# [WHAT YOU HAVE TO DO]
Gather up every line that includes the string "kind".

# [DATA SECTION]

---+---

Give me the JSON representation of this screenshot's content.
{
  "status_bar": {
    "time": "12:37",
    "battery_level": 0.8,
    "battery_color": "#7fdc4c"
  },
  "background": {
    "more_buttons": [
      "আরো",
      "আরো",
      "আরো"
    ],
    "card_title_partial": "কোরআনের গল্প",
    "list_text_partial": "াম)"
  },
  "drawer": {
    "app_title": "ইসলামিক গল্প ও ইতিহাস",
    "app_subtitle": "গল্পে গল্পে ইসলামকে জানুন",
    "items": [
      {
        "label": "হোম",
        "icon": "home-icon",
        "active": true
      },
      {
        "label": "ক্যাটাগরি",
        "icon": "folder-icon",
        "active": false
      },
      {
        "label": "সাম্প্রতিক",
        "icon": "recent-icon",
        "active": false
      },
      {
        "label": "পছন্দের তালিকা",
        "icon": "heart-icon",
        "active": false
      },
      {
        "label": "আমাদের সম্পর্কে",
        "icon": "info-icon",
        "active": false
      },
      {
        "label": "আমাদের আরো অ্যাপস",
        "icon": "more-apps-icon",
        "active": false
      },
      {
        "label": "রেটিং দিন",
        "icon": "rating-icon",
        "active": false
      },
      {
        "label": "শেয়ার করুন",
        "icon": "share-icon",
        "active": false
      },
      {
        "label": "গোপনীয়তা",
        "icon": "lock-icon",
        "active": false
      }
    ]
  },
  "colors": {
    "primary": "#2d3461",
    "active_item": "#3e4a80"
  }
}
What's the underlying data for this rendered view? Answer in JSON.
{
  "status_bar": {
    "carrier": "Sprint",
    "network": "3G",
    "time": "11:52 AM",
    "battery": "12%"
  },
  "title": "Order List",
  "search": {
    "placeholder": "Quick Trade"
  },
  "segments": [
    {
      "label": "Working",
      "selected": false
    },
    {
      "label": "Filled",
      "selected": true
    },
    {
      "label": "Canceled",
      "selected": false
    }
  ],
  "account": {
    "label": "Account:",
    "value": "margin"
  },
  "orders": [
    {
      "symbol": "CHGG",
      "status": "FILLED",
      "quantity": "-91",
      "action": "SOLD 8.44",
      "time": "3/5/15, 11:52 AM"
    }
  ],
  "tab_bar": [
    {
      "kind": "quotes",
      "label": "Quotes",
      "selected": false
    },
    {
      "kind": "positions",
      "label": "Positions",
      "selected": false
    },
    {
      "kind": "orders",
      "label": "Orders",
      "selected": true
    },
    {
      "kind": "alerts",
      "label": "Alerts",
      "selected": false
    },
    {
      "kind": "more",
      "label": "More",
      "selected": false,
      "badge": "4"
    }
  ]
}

---+---

# [EXERCISE ANSWER]
      "kind": "quotes",
      "kind": "positions",
      "kind": "orders",
      "kind": "alerts",
      "kind": "more",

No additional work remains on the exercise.